* **Your goal**
Can you transcribe every line exactly and leave the pictures behind?

# Start of Records

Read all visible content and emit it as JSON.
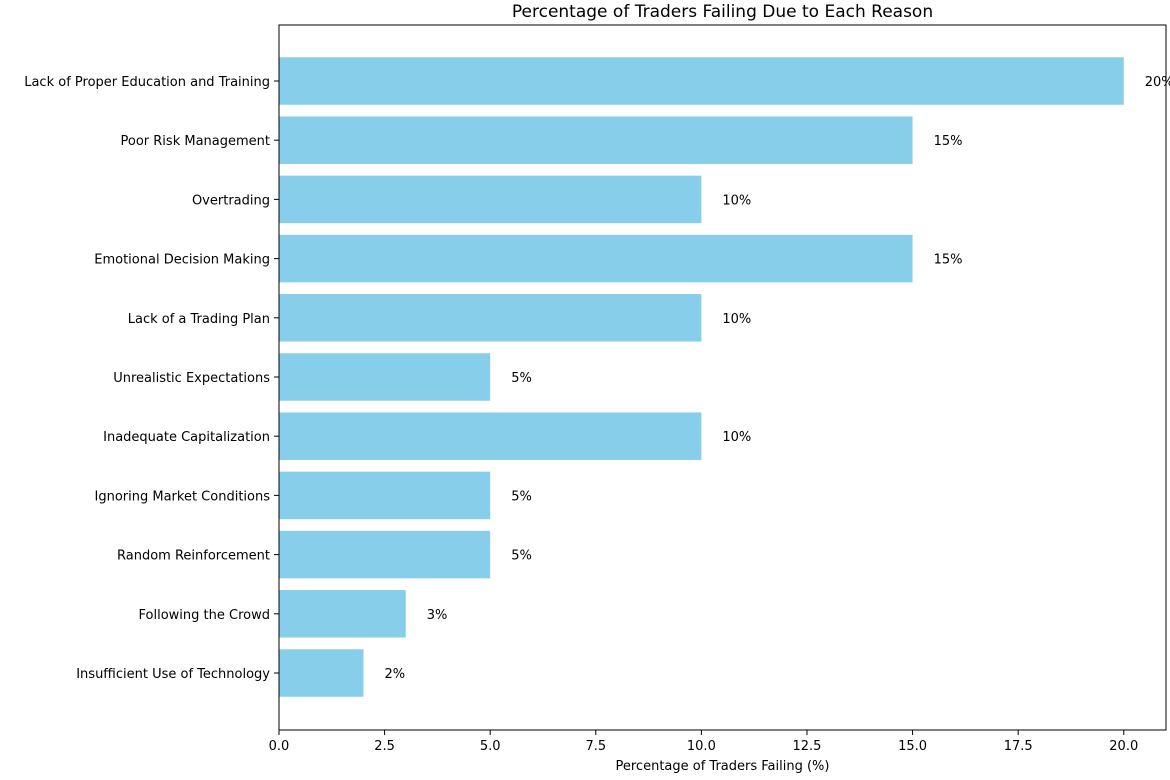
{
  "chart_data": {
    "type": "bar",
    "orientation": "horizontal",
    "title": "Percentage of Traders Failing Due to Each Reason",
    "xlabel": "Percentage of Traders Failing (%)",
    "ylabel": "",
    "xlim": [
      0,
      21
    ],
    "x_ticks": [
      0,
      2.5,
      5,
      7.5,
      10,
      12.5,
      15,
      17.5,
      20
    ],
    "x_tick_labels": [
      "0.0",
      "2.5",
      "5.0",
      "7.5",
      "10.0",
      "12.5",
      "15.0",
      "17.5",
      "20.0"
    ],
    "grid": false,
    "bar_color": "#87ceeb",
    "categories": [
      "Lack of Proper Education and Training",
      "Poor Risk Management",
      "Overtrading",
      "Emotional Decision Making",
      "Lack of a Trading Plan",
      "Unrealistic Expectations",
      "Inadequate Capitalization",
      "Ignoring Market Conditions",
      "Random Reinforcement",
      "Following the Crowd",
      "Insufficient Use of Technology"
    ],
    "values": [
      20,
      15,
      10,
      15,
      10,
      5,
      10,
      5,
      5,
      3,
      2
    ],
    "data_labels": [
      "20%",
      "15%",
      "10%",
      "15%",
      "10%",
      "5%",
      "10%",
      "5%",
      "5%",
      "3%",
      "2%"
    ]
  }
}
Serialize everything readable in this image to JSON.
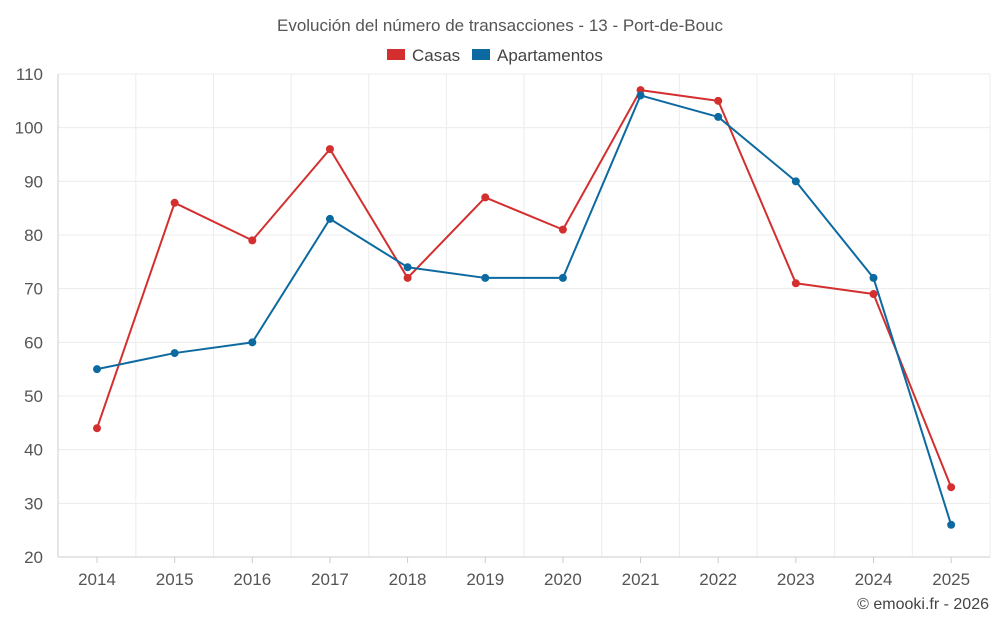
{
  "chart_data": {
    "type": "line",
    "title": "Evolución del número de transacciones - 13 - Port-de-Bouc",
    "categories": [
      "2014",
      "2015",
      "2016",
      "2017",
      "2018",
      "2019",
      "2020",
      "2021",
      "2022",
      "2023",
      "2024",
      "2025"
    ],
    "series": [
      {
        "name": "Casas",
        "color": "#d32f2f",
        "values": [
          44,
          86,
          79,
          96,
          72,
          87,
          81,
          107,
          105,
          71,
          69,
          33
        ]
      },
      {
        "name": "Apartamentos",
        "color": "#0d6aa0",
        "values": [
          55,
          58,
          60,
          83,
          74,
          72,
          72,
          106,
          102,
          90,
          72,
          26
        ]
      }
    ],
    "ylim": [
      20,
      110
    ],
    "yticks": [
      20,
      30,
      40,
      50,
      60,
      70,
      80,
      90,
      100,
      110
    ],
    "grid": true,
    "legend": "top-center",
    "xlabel": "",
    "ylabel": ""
  },
  "credit": "© emooki.fr - 2026"
}
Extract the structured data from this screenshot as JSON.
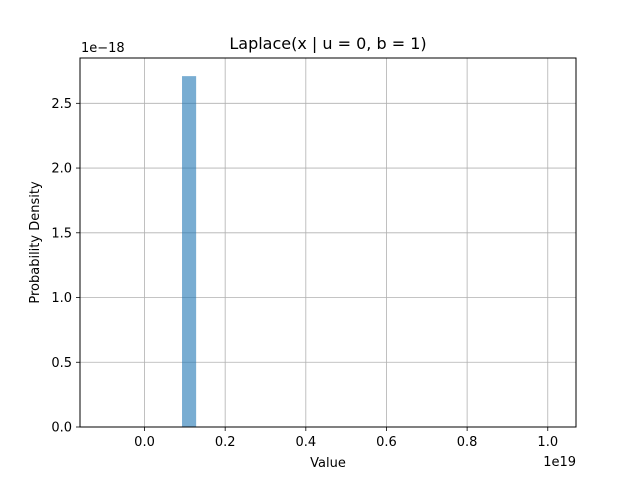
{
  "chart_data": {
    "type": "bar",
    "title": "Laplace(x | u = 0, b = 1)",
    "xlabel": "Value",
    "ylabel": "Probability Density",
    "x_offset_label": "1e19",
    "y_offset_label": "1e−18",
    "xlim": [
      -0.16,
      1.07
    ],
    "ylim": [
      0,
      2.85
    ],
    "x_ticks": [
      0.0,
      0.2,
      0.4,
      0.6,
      0.8,
      1.0
    ],
    "x_tick_labels": [
      "0.0",
      "0.2",
      "0.4",
      "0.6",
      "0.8",
      "1.0"
    ],
    "y_ticks": [
      0.0,
      0.5,
      1.0,
      1.5,
      2.0,
      2.5
    ],
    "y_tick_labels": [
      "0.0",
      "0.5",
      "1.0",
      "1.5",
      "2.0",
      "2.5"
    ],
    "grid": true,
    "bar_color": "#1f77b4",
    "bar_alpha": 0.6,
    "bins": [
      {
        "x0": 0.093,
        "x1": 0.128,
        "value": 2.71
      }
    ]
  }
}
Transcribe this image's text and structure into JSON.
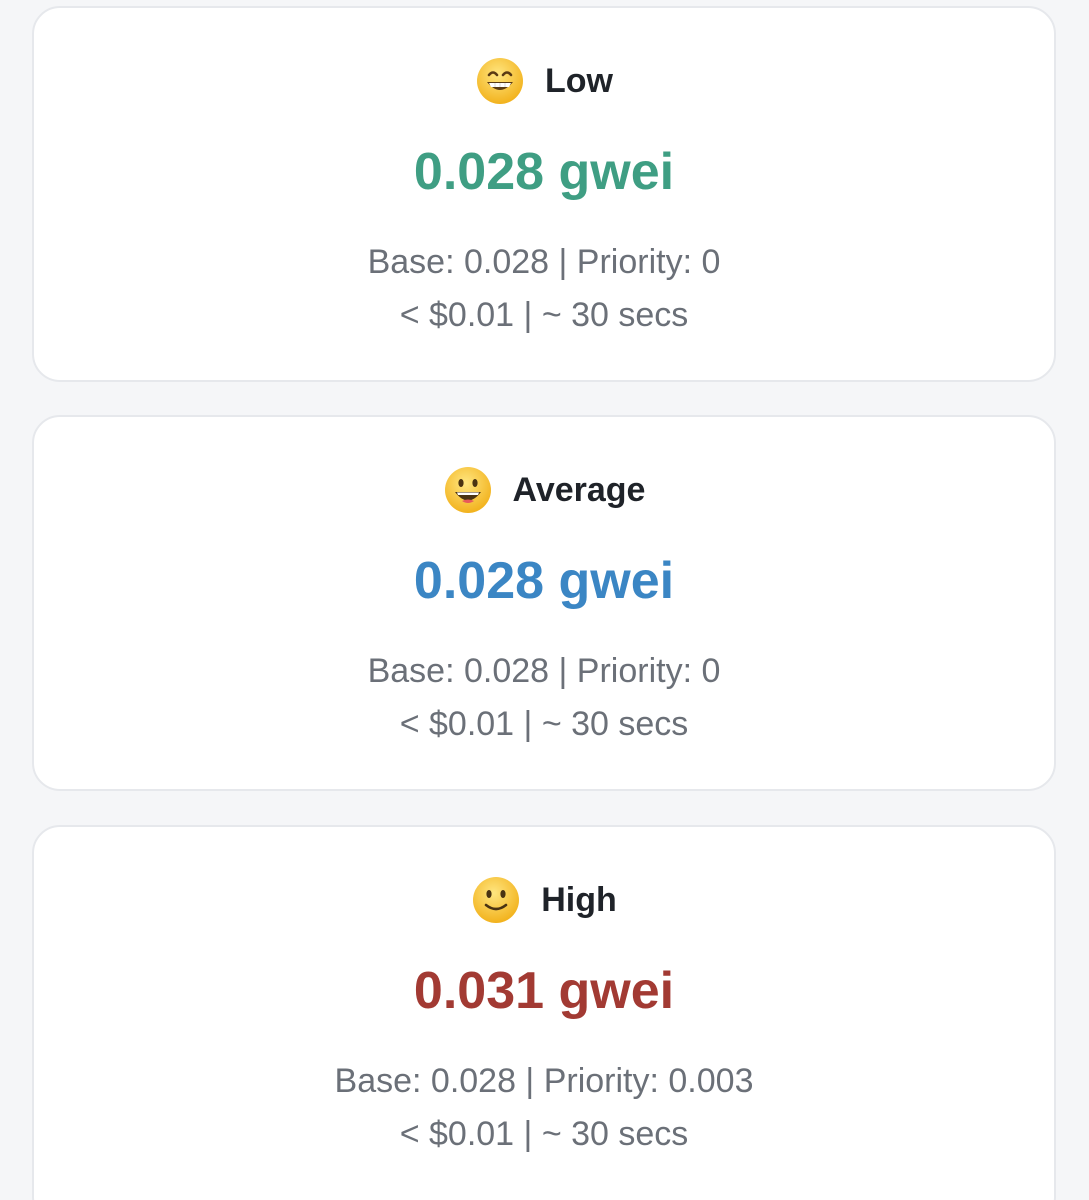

# End of Records

* **Task answer**
Read all visible content and emit it as JSON.
{
  "chart_data": {
    "type": "bar",
    "orientation": "horizontal",
    "title": "Percentage of Traders Failing Due to Each Reason",
    "xlabel": "Percentage of Traders Failing (%)",
    "ylabel": "",
    "xlim": [
      0,
      21
    ],
    "x_ticks": [
      0,
      2.5,
      5,
      7.5,
      10,
      12.5,
      15,
      17.5,
      20
    ],
    "x_tick_labels": [
      "0.0",
      "2.5",
      "5.0",
      "7.5",
      "10.0",
      "12.5",
      "15.0",
      "17.5",
      "20.0"
    ],
    "grid": false,
    "bar_color": "#87ceeb",
    "categories": [
      "Lack of Proper Education and Training",
      "Poor Risk Management",
      "Overtrading",
      "Emotional Decision Making",
      "Lack of a Trading Plan",
      "Unrealistic Expectations",
      "Inadequate Capitalization",
      "Ignoring Market Conditions",
      "Random Reinforcement",
      "Following the Crowd",
      "Insufficient Use of Technology"
    ],
    "values": [
      20,
      15,
      10,
      15,
      10,
      5,
      10,
      5,
      5,
      3,
      2
    ],
    "data_labels": [
      "20%",
      "15%",
      "10%",
      "15%",
      "10%",
      "5%",
      "10%",
      "5%",
      "5%",
      "3%",
      "2%"
    ]
  }
}
Serialize everything readable in this image to JSON.
{
  "chart_data": {
    "type": "line",
    "title": "Evolución del número de transacciones - 13 - Port-de-Bouc",
    "categories": [
      "2014",
      "2015",
      "2016",
      "2017",
      "2018",
      "2019",
      "2020",
      "2021",
      "2022",
      "2023",
      "2024",
      "2025"
    ],
    "series": [
      {
        "name": "Casas",
        "color": "#d32f2f",
        "values": [
          44,
          86,
          79,
          96,
          72,
          87,
          81,
          107,
          105,
          71,
          69,
          33
        ]
      },
      {
        "name": "Apartamentos",
        "color": "#0d6aa0",
        "values": [
          55,
          58,
          60,
          83,
          74,
          72,
          72,
          106,
          102,
          90,
          72,
          26
        ]
      }
    ],
    "ylim": [
      20,
      110
    ],
    "yticks": [
      20,
      30,
      40,
      50,
      60,
      70,
      80,
      90,
      100,
      110
    ],
    "grid": true,
    "legend": "top-center",
    "xlabel": "",
    "ylabel": ""
  },
  "credit": "© emooki.fr - 2026"
}
Extract the structured data from this screenshot as JSON.
{
  "chart_data": {
    "type": "bar",
    "title": "Laplace(x | u = 0, b = 1)",
    "xlabel": "Value",
    "ylabel": "Probability Density",
    "x_offset_label": "1e19",
    "y_offset_label": "1e−18",
    "xlim": [
      -0.16,
      1.07
    ],
    "ylim": [
      0,
      2.85
    ],
    "x_ticks": [
      0.0,
      0.2,
      0.4,
      0.6,
      0.8,
      1.0
    ],
    "x_tick_labels": [
      "0.0",
      "0.2",
      "0.4",
      "0.6",
      "0.8",
      "1.0"
    ],
    "y_ticks": [
      0.0,
      0.5,
      1.0,
      1.5,
      2.0,
      2.5
    ],
    "y_tick_labels": [
      "0.0",
      "0.5",
      "1.0",
      "1.5",
      "2.0",
      "2.5"
    ],
    "grid": true,
    "bar_color": "#1f77b4",
    "bar_alpha": 0.6,
    "bins": [
      {
        "x0": 0.093,
        "x1": 0.128,
        "value": 2.71
      }
    ]
  }
}
Transcribe this image's text and structure into JSON.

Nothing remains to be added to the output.